Tasks for this exercise —
**1.** In the blog entries, at what time did it get dark during the winter?
**2.** Carry on the blog entries from the point at which they stop.

Document extract —
---
March 26th, 2009
Has anyone ever used the stealth method of parenting? Dances With Shrapnel still holds this one against me:
witchypoo: Time for bed.
DWS: But I’m not tired.
witchypoo: It’s DARK out. (It was winter, dark came at 5:00pm)
or
witchypoo: Eat your corn.
DWS: I don’t like it.
witchypoo? Are you kidding? Did you know if you eat lots of corn, you can see it in your poop the next day?
DWS: Really? (wide eyes as he contemplates the thrill of seeing corn in his poop)
March 10th, 2009
Here we go. This shows you just how scintillating my life is. I got out of the house last Saturday. Took the whole day off.
I bought curtains.
Photographers? Close your eyes. I know it’s blurry. It’s a limited camera, and my eyes are blurry as well. I didn’t want to use flash because of the sunlight from the side window showing up the guitar

Just so you know, I didn’t buy all three on the big day. No, only the side panels, which were on two for the price of one. The middle panel has been up since I moved in. It’s a sheet. I bought the clip on hardware so I could convert any fabric into curtains. I figured in winter, I could grab the quilt from the loveseat and slap it on the window for insulation. I like the simplicity, and umm…frugality of the concept.
Bite me. I don’t get out much.
March 4th, 2009
I spent the entire day on cake wrecks.Not commenting on blogs, not reading blogs, other than that one.
I suck.
Didn’t even work today.
Double suck.
January 30th, 2009
I had an MSN messenger conversation with one of my nieces, CutiePie, whereby she asked me if I had a man in my life yet.
---
(Structured page parsing data)
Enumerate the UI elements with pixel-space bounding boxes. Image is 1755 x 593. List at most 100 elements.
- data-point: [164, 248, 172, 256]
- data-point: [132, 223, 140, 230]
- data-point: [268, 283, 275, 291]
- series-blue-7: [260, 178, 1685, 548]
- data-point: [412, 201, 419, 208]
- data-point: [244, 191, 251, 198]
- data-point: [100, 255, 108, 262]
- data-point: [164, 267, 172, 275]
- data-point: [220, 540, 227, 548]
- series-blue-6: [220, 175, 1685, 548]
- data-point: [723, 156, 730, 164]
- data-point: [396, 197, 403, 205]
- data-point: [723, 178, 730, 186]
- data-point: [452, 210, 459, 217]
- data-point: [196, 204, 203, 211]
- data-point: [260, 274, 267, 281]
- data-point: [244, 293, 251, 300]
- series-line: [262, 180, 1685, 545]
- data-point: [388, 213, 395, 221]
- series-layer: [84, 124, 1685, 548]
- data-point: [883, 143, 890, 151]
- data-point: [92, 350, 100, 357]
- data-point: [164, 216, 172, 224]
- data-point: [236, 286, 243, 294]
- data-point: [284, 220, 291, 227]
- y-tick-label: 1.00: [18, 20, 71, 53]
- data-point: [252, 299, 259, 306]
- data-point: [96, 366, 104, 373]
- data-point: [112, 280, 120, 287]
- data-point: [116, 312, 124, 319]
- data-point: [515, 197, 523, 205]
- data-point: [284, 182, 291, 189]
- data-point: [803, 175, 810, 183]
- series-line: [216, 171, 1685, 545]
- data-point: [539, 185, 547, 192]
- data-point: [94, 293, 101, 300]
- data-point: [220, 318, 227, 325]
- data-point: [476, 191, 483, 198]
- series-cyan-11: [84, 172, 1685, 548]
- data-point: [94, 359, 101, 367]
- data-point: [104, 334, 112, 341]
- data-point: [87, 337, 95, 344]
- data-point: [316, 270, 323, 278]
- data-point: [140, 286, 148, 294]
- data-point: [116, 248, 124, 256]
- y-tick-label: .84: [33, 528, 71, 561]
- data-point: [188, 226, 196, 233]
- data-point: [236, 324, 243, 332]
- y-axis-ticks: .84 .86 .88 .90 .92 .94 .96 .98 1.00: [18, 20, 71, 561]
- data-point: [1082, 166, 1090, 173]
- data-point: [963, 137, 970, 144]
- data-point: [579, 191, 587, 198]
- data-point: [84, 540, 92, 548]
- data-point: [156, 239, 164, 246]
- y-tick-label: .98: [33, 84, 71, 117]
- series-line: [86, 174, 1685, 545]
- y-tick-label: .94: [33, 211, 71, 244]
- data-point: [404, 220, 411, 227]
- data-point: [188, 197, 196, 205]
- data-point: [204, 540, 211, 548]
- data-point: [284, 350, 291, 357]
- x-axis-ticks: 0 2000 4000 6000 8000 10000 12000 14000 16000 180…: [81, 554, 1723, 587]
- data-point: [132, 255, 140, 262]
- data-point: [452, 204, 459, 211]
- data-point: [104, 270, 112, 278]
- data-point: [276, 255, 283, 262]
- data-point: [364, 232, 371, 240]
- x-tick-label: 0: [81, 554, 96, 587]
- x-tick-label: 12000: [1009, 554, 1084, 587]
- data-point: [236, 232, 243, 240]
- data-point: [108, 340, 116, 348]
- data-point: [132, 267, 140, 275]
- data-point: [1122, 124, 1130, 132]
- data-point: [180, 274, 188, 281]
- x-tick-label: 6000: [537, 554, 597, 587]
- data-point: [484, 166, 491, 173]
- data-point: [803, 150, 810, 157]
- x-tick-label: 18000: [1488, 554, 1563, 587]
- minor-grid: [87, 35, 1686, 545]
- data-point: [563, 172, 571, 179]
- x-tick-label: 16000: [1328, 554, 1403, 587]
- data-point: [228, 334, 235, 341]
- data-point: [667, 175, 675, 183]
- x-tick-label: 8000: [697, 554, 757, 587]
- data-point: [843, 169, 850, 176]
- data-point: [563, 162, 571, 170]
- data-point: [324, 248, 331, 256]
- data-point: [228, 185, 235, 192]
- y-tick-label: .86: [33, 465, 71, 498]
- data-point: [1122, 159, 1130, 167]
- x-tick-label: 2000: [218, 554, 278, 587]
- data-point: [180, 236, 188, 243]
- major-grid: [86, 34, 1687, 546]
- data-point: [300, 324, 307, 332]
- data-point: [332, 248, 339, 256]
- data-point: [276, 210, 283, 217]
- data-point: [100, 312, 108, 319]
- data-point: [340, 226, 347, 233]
---
Results in order —
**1.** Dark came at 5:00 pm.

**2.**
WP: I’ve decided to sublimate my urges into the consummation of carrot cake.
CP: Not afraid of getting fat?
WP: Welcoming it. Keeps those pesky mens at bay.
CP: You have a point. What are the benefits? (She’s young)
WP: Carrot cake doesn’t leave its dirty drawahs lying on the floor.
CP: (immediately getting it) Carrot cake doesn’t leave the toilet seat up.
WP: Carrot cake doesn’t hog the remote control.
CP: Carrot cake doesn’t fart in bed and pull the covers over your head.
WP: Carrot cake doesn’t find fault with your relatives.
CP: Carrot cake doesn’t cheat on you.
WP: Carrot cake doesn’t expect the world to revolve around it when it’s sick.
CP: Carrot cake doesn’t give you any lip.
WP: You win!
January 29th, 2009
I keep a little notebook beside me to jot down memory triggers for stories that I might like to tell here.
Presently, I have twenty three items in my notebook.
Do I have a post I want to write?
No, sadly, I do not.
I think my last remaining brain cell went for a walk and forgot to come home.
If you see it, tell it I miss it, will you?